(Dataset items)
===

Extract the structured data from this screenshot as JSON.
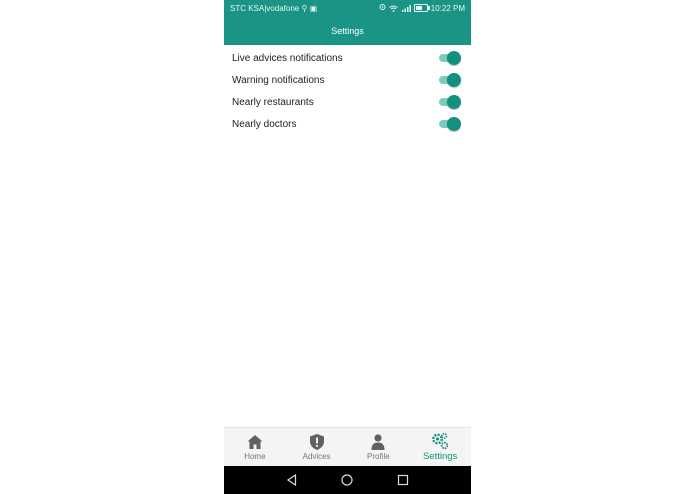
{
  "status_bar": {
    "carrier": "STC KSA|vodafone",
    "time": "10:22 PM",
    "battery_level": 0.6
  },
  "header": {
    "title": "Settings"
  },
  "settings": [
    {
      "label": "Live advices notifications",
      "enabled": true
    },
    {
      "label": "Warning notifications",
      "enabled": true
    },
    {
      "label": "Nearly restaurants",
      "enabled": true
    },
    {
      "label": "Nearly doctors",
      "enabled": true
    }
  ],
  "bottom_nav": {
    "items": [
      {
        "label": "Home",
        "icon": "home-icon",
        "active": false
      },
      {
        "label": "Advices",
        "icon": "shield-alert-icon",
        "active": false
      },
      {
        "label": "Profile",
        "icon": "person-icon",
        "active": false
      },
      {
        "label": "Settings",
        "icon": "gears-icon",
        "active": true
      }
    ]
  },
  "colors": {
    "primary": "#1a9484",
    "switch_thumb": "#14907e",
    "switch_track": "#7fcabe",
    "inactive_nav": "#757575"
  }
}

===

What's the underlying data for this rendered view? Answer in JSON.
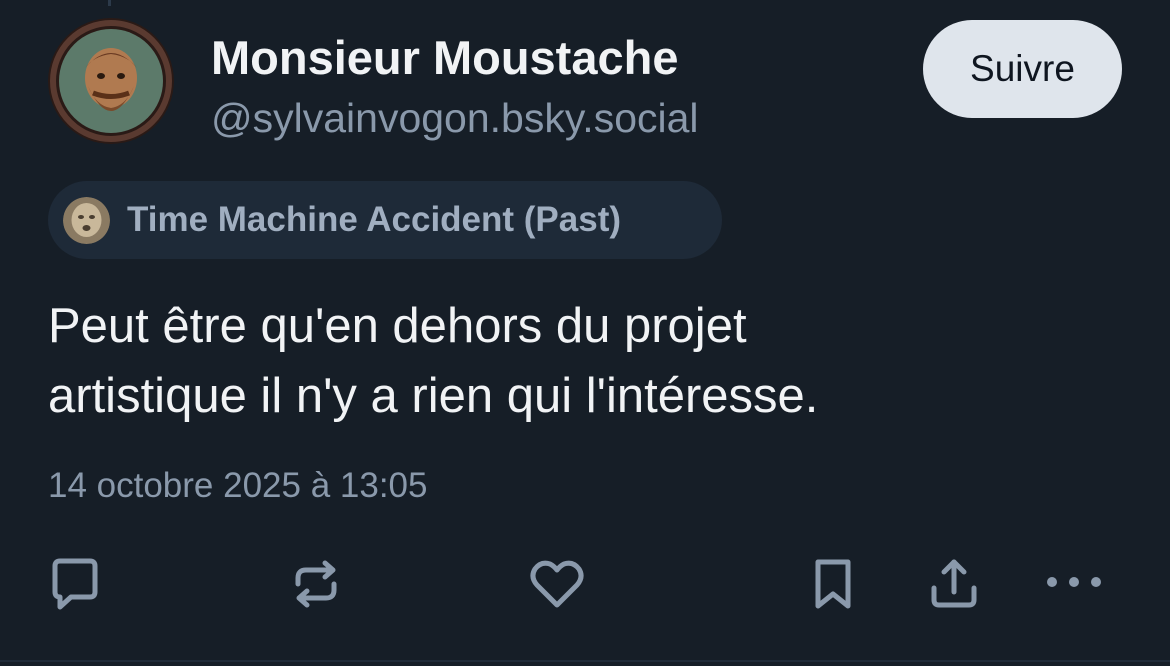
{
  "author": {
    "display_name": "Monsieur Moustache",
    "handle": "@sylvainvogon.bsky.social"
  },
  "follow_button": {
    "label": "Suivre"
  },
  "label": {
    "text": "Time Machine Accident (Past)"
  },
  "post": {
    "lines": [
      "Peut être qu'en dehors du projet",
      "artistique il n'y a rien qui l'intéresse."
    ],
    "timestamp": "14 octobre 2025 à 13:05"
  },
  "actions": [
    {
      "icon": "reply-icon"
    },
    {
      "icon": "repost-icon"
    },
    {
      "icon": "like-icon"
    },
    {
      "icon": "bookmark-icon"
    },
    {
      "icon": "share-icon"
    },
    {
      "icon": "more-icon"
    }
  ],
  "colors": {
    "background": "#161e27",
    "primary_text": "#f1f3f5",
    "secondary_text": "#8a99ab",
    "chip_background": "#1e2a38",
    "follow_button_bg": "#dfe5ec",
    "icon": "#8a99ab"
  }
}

===

TASK INSTRUCTIONS>
Write out every line of the entries that holds the word "this".

THE ANSWER>
Extract the structured data from this screenshot as JSON.
What's the underlying data for this rendered view? Answer in JSON.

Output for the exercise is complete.